:: INSTRUCTIONS FOR THE TASK ::
Reproduce the items below line for line, with every character unchanged.

:: STORED DATA ::
◆ ◆ ◆ ◆

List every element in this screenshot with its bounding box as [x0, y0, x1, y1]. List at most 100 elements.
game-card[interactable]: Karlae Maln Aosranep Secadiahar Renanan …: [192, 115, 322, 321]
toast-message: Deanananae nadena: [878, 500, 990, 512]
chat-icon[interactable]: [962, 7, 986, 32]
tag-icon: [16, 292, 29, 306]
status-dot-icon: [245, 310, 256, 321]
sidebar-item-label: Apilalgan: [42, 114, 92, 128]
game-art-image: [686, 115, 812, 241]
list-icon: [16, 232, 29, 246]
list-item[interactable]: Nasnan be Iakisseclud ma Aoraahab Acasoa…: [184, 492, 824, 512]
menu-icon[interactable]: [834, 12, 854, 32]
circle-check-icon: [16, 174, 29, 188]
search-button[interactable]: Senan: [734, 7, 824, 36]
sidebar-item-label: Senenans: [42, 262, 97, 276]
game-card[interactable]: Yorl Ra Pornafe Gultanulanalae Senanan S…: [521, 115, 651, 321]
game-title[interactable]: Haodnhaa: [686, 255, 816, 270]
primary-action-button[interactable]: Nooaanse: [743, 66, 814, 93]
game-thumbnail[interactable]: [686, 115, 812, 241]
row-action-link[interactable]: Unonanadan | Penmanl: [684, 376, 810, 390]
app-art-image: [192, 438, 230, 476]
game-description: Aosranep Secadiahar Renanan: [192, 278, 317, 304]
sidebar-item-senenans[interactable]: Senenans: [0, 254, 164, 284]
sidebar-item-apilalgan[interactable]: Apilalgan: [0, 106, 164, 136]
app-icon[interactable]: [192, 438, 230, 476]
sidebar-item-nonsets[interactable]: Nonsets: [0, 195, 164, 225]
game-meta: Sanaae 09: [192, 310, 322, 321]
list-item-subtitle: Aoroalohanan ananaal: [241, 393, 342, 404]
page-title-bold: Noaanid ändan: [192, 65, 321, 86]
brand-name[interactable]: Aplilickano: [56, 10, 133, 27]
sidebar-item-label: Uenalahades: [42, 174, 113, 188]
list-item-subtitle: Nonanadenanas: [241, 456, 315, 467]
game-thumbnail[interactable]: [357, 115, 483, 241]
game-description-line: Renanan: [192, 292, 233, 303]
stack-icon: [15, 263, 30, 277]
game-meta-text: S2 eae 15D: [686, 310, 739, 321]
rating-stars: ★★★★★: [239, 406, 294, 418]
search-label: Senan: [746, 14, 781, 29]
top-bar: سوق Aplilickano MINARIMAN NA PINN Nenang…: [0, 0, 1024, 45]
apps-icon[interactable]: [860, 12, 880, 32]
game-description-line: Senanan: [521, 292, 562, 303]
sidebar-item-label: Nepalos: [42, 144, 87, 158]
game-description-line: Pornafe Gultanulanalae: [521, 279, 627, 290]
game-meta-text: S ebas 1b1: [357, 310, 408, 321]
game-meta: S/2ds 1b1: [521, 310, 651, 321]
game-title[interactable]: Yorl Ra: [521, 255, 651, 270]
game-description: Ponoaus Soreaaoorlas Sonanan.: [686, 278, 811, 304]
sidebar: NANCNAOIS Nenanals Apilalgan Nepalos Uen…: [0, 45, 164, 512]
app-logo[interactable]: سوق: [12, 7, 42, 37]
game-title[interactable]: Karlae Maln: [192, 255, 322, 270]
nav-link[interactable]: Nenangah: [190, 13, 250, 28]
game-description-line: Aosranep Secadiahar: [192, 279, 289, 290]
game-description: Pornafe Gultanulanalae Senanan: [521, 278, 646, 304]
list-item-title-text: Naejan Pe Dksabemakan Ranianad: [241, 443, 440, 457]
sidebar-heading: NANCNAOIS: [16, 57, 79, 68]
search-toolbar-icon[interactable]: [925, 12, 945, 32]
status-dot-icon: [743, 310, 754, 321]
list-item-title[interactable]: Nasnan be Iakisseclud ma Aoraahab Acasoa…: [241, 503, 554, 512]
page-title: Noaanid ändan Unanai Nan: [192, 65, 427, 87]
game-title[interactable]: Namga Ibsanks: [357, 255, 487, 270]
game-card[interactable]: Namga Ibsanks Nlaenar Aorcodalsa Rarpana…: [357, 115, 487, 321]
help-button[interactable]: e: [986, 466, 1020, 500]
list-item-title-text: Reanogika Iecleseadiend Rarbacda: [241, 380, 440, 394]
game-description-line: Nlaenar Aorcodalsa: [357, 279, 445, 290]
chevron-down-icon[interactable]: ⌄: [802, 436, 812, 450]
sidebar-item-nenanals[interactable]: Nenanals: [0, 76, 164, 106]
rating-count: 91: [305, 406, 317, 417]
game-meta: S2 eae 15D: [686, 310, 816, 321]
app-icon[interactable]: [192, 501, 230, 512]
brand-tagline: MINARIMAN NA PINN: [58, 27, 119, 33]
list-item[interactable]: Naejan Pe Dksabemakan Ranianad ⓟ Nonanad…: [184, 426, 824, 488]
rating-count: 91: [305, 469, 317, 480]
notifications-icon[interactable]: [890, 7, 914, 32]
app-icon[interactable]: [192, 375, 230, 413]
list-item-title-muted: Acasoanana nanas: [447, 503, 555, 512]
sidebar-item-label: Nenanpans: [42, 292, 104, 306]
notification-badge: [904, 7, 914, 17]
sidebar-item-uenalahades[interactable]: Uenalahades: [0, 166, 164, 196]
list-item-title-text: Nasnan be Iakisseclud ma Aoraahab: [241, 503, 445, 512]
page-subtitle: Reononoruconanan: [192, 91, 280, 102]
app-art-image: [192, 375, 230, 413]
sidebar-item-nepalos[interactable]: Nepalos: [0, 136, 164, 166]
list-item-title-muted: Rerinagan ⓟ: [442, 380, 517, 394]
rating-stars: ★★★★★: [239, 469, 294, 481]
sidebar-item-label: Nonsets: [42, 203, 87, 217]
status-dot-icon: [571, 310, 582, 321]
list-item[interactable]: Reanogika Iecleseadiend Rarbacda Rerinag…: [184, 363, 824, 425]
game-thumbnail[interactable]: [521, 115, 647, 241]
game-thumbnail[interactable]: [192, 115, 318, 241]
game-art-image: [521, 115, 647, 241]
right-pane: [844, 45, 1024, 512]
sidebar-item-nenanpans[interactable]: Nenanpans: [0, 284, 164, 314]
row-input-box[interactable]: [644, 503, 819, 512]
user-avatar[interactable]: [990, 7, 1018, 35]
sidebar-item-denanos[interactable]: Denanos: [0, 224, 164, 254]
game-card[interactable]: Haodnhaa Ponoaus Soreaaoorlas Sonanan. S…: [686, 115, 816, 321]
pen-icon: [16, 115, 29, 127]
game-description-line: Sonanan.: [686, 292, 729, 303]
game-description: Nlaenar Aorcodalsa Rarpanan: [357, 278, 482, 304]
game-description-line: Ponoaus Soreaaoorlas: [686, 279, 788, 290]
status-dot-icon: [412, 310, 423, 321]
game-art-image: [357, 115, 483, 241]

◆ ◆ ◆ ◆

:: FULL RESPONSE ::
List every element in this screenshot with its bounding box as [x0, y0, x1, y1]. List at most 100 elements.
game-card[interactable]: Karlae Maln Aosranep Secadiahar Renanan …: [192, 115, 322, 321]
toast-message: Deanananae nadena: [878, 500, 990, 512]
chat-icon[interactable]: [962, 7, 986, 32]
tag-icon: [16, 292, 29, 306]
status-dot-icon: [245, 310, 256, 321]
sidebar-item-label: Apilalgan: [42, 114, 92, 128]
game-art-image: [686, 115, 812, 241]
list-icon: [16, 232, 29, 246]
list-item[interactable]: Nasnan be Iakisseclud ma Aoraahab Acasoa…: [184, 492, 824, 512]
menu-icon[interactable]: [834, 12, 854, 32]
circle-check-icon: [16, 174, 29, 188]
search-button[interactable]: Senan: [734, 7, 824, 36]
sidebar-item-label: Senenans: [42, 262, 97, 276]
game-card[interactable]: Yorl Ra Pornafe Gultanulanalae Senanan S…: [521, 115, 651, 321]
game-title[interactable]: Haodnhaa: [686, 255, 816, 270]
primary-action-button[interactable]: Nooaanse: [743, 66, 814, 93]
game-thumbnail[interactable]: [686, 115, 812, 241]
row-action-link[interactable]: Unonanadan | Penmanl: [684, 376, 810, 390]
app-art-image: [192, 438, 230, 476]
game-description: Aosranep Secadiahar Renanan: [192, 278, 317, 304]
sidebar-item-senenans[interactable]: Senenans: [0, 254, 164, 284]
sidebar-item-apilalgan[interactable]: Apilalgan: [0, 106, 164, 136]
app-icon[interactable]: [192, 438, 230, 476]
sidebar-item-nonsets[interactable]: Nonsets: [0, 195, 164, 225]
game-meta: Sanaae 09: [192, 310, 322, 321]
list-item-subtitle: Aoroalohanan ananaal: [241, 393, 342, 404]
page-title-bold: Noaanid ändan: [192, 65, 321, 86]
brand-name[interactable]: Aplilickano: [56, 10, 133, 27]
sidebar-item-label: Uenalahades: [42, 174, 113, 188]
list-item-subtitle: Nonanadenanas: [241, 456, 315, 467]
game-thumbnail[interactable]: [357, 115, 483, 241]
game-description-line: Renanan: [192, 292, 233, 303]
stack-icon: [15, 263, 30, 277]
game-meta-text: S2 eae 15D: [686, 310, 739, 321]
rating-stars: ★★★★★: [239, 406, 294, 418]
search-label: Senan: [746, 14, 781, 29]
top-bar: سوق Aplilickano MINARIMAN NA PINN Nenang…: [0, 0, 1024, 45]
apps-icon[interactable]: [860, 12, 880, 32]
game-description-line: Senanan: [521, 292, 562, 303]
sidebar-item-label: Nepalos: [42, 144, 87, 158]
game-description-line: Pornafe Gultanulanalae: [521, 279, 627, 290]
game-meta-text: S ebas 1b1: [357, 310, 408, 321]
game-meta: S/2ds 1b1: [521, 310, 651, 321]
game-title[interactable]: Yorl Ra: [521, 255, 651, 270]
game-description: Ponoaus Soreaaoorlas Sonanan.: [686, 278, 811, 304]
sidebar: NANCNAOIS Nenanals Apilalgan Nepalos Uen…: [0, 45, 164, 512]
app-logo[interactable]: سوق: [12, 7, 42, 37]
game-title[interactable]: Karlae Maln: [192, 255, 322, 270]
nav-link[interactable]: Nenangah: [190, 13, 250, 28]
game-description-line: Aosranep Secadiahar: [192, 279, 289, 290]
game-description: Pornafe Gultanulanalae Senanan: [521, 278, 646, 304]
list-item-title-text: Naejan Pe Dksabemakan Ranianad: [241, 443, 440, 457]
sidebar-heading: NANCNAOIS: [16, 57, 79, 68]
search-toolbar-icon[interactable]: [925, 12, 945, 32]
status-dot-icon: [743, 310, 754, 321]
list-item-title[interactable]: Nasnan be Iakisseclud ma Aoraahab Acasoa…: [241, 503, 554, 512]
page-title: Noaanid ändan Unanai Nan: [192, 65, 427, 87]
game-title[interactable]: Namga Ibsanks: [357, 255, 487, 270]
game-card[interactable]: Namga Ibsanks Nlaenar Aorcodalsa Rarpana…: [357, 115, 487, 321]
help-button[interactable]: e: [986, 466, 1020, 500]
list-item-title-text: Reanogika Iecleseadiend Rarbacda: [241, 380, 440, 394]
game-description-line: Nlaenar Aorcodalsa: [357, 279, 445, 290]
chevron-down-icon[interactable]: ⌄: [802, 436, 812, 450]
sidebar-item-nenanals[interactable]: Nenanals: [0, 76, 164, 106]
rating-count: 91: [305, 406, 317, 417]
game-meta: S2 eae 15D: [686, 310, 816, 321]
app-icon[interactable]: [192, 501, 230, 512]
brand-tagline: MINARIMAN NA PINN: [58, 27, 119, 33]
list-item[interactable]: Naejan Pe Dksabemakan Ranianad ⓟ Nonanad…: [184, 426, 824, 488]
rating-count: 91: [305, 469, 317, 480]
notifications-icon[interactable]: [890, 7, 914, 32]
app-icon[interactable]: [192, 375, 230, 413]
list-item-title-muted: Acasoanana nanas: [447, 503, 555, 512]
sidebar-item-label: Nenanpans: [42, 292, 104, 306]
notification-badge: [904, 7, 914, 17]
sidebar-item-uenalahades[interactable]: Uenalahades: [0, 166, 164, 196]
list-item-title-text: Nasnan be Iakisseclud ma Aoraahab: [241, 503, 445, 512]
page-subtitle: Reononoruconanan: [192, 91, 280, 102]
app-art-image: [192, 375, 230, 413]
sidebar-item-nepalos[interactable]: Nepalos: [0, 136, 164, 166]
list-item-title-muted: Rerinagan ⓟ: [442, 380, 517, 394]
rating-stars: ★★★★★: [239, 469, 294, 481]
sidebar-item-label: Nonsets: [42, 203, 87, 217]
status-dot-icon: [571, 310, 582, 321]
list-item[interactable]: Reanogika Iecleseadiend Rarbacda Rerinag…: [184, 363, 824, 425]
game-thumbnail[interactable]: [521, 115, 647, 241]
game-thumbnail[interactable]: [192, 115, 318, 241]
game-art-image: [521, 115, 647, 241]
right-pane: [844, 45, 1024, 512]
sidebar-item-nenanpans[interactable]: Nenanpans: [0, 284, 164, 314]
row-input-box[interactable]: [644, 503, 819, 512]
user-avatar[interactable]: [990, 7, 1018, 35]
sidebar-item-denanos[interactable]: Denanos: [0, 224, 164, 254]
game-card[interactable]: Haodnhaa Ponoaus Soreaaoorlas Sonanan. S…: [686, 115, 816, 321]
pen-icon: [16, 115, 29, 127]
game-description-line: Sonanan.: [686, 292, 729, 303]
game-description: Nlaenar Aorcodalsa Rarpanan: [357, 278, 482, 304]
game-description-line: Ponoaus Soreaaoorlas: [686, 279, 788, 290]
status-dot-icon: [412, 310, 423, 321]
game-art-image: [357, 115, 483, 241]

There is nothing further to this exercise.